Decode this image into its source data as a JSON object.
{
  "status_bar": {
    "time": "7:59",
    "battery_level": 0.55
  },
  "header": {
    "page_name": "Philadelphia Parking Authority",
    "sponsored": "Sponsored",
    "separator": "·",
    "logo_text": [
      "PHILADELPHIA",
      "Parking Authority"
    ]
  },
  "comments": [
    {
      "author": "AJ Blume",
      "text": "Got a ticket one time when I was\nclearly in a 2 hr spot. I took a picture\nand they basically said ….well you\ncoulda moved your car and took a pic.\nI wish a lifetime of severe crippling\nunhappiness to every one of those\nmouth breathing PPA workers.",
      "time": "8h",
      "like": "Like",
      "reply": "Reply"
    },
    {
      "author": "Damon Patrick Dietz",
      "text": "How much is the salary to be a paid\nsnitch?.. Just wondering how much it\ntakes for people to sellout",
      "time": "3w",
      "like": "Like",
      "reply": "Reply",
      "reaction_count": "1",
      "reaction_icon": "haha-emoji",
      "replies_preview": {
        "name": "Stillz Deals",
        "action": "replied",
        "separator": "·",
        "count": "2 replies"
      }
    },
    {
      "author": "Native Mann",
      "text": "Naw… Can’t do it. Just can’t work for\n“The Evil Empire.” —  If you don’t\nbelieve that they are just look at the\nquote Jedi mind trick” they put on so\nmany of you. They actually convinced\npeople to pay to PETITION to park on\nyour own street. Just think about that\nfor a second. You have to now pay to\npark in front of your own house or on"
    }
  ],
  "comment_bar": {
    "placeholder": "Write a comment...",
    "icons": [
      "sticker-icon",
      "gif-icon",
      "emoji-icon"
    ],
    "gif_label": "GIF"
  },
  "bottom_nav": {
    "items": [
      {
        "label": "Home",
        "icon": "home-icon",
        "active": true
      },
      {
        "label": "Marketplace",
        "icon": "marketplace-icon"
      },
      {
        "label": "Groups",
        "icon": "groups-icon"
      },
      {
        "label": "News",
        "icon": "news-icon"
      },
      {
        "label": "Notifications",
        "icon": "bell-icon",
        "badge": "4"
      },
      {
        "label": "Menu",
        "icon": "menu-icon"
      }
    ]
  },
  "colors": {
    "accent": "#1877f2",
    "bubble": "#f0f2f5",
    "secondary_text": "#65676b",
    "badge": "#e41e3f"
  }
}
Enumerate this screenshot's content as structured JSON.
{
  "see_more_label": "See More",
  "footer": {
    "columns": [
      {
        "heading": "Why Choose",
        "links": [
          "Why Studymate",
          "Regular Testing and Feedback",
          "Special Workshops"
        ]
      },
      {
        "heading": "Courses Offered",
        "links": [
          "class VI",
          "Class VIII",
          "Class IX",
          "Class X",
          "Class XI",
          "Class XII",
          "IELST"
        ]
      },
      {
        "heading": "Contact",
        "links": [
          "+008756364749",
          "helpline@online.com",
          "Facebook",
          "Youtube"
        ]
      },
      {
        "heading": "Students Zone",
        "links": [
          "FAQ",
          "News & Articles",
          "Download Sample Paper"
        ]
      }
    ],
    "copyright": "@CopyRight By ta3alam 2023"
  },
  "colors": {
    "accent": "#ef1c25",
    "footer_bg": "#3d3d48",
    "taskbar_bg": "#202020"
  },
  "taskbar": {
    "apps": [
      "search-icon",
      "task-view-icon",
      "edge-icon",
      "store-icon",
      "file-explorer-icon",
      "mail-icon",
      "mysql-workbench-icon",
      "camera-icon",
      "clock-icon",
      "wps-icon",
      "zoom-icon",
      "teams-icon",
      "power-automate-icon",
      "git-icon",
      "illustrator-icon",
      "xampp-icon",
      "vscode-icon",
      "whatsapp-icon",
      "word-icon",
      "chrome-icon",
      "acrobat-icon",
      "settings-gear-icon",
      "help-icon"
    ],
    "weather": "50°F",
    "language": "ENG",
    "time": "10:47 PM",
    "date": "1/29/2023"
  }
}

□ □ □

## What to work on:
Quote all the records. Keep every word exact.

## The output:
Decode this image into its source data as a JSON object.
{
  "status_bar": {
    "time": "7:59",
    "battery_level": 0.55
  },
  "header": {
    "page_name": "Philadelphia Parking Authority",
    "sponsored": "Sponsored",
    "separator": "·",
    "logo_text": [
      "PHILADELPHIA",
      "Parking Authority"
    ]
  },
  "comments": [
    {
      "author": "AJ Blume",
      "text": "Got a ticket one time when I was\nclearly in a 2 hr spot. I took a picture\nand they basically said ….well you\ncoulda moved your car and took a pic.\nI wish a lifetime of severe crippling\nunhappiness to every one of those\nmouth breathing PPA workers.",
      "time": "8h",
      "like": "Like",
      "reply": "Reply"
    },
    {
      "author": "Damon Patrick Dietz",
      "text": "How much is the salary to be a paid\nsnitch?.. Just wondering how much it\ntakes for people to sellout",
      "time": "3w",
      "like": "Like",
      "reply": "Reply",
      "reaction_count": "1",
      "reaction_icon": "haha-emoji",
      "replies_preview": {
        "name": "Stillz Deals",
        "action": "replied",
        "separator": "·",
        "count": "2 replies"
      }
    },
    {
      "author": "Native Mann",
      "text": "Naw… Can’t do it. Just can’t work for\n“The Evil Empire.” —  If you don’t\nbelieve that they are just look at the\nquote Jedi mind trick” they put on so\nmany of you. They actually convinced\npeople to pay to PETITION to park on\nyour own street. Just think about that\nfor a second. You have to now pay to\npark in front of your own house or on"
    }
  ],
  "comment_bar": {
    "placeholder": "Write a comment...",
    "icons": [
      "sticker-icon",
      "gif-icon",
      "emoji-icon"
    ],
    "gif_label": "GIF"
  },
  "bottom_nav": {
    "items": [
      {
        "label": "Home",
        "icon": "home-icon",
        "active": true
      },
      {
        "label": "Marketplace",
        "icon": "marketplace-icon"
      },
      {
        "label": "Groups",
        "icon": "groups-icon"
      },
      {
        "label": "News",
        "icon": "news-icon"
      },
      {
        "label": "Notifications",
        "icon": "bell-icon",
        "badge": "4"
      },
      {
        "label": "Menu",
        "icon": "menu-icon"
      }
    ]
  },
  "colors": {
    "accent": "#1877f2",
    "bubble": "#f0f2f5",
    "secondary_text": "#65676b",
    "badge": "#e41e3f"
  }
}
Enumerate this screenshot's content as structured JSON.
{
  "see_more_label": "See More",
  "footer": {
    "columns": [
      {
        "heading": "Why Choose",
        "links": [
          "Why Studymate",
          "Regular Testing and Feedback",
          "Special Workshops"
        ]
      },
      {
        "heading": "Courses Offered",
        "links": [
          "class VI",
          "Class VIII",
          "Class IX",
          "Class X",
          "Class XI",
          "Class XII",
          "IELST"
        ]
      },
      {
        "heading": "Contact",
        "links": [
          "+008756364749",
          "helpline@online.com",
          "Facebook",
          "Youtube"
        ]
      },
      {
        "heading": "Students Zone",
        "links": [
          "FAQ",
          "News & Articles",
          "Download Sample Paper"
        ]
      }
    ],
    "copyright": "@CopyRight By ta3alam 2023"
  },
  "colors": {
    "accent": "#ef1c25",
    "footer_bg": "#3d3d48",
    "taskbar_bg": "#202020"
  },
  "taskbar": {
    "apps": [
      "search-icon",
      "task-view-icon",
      "edge-icon",
      "store-icon",
      "file-explorer-icon",
      "mail-icon",
      "mysql-workbench-icon",
      "camera-icon",
      "clock-icon",
      "wps-icon",
      "zoom-icon",
      "teams-icon",
      "power-automate-icon",
      "git-icon",
      "illustrator-icon",
      "xampp-icon",
      "vscode-icon",
      "whatsapp-icon",
      "word-icon",
      "chrome-icon",
      "acrobat-icon",
      "settings-gear-icon",
      "help-icon"
    ],
    "weather": "50°F",
    "language": "ENG",
    "time": "10:47 PM",
    "date": "1/29/2023"
  }
}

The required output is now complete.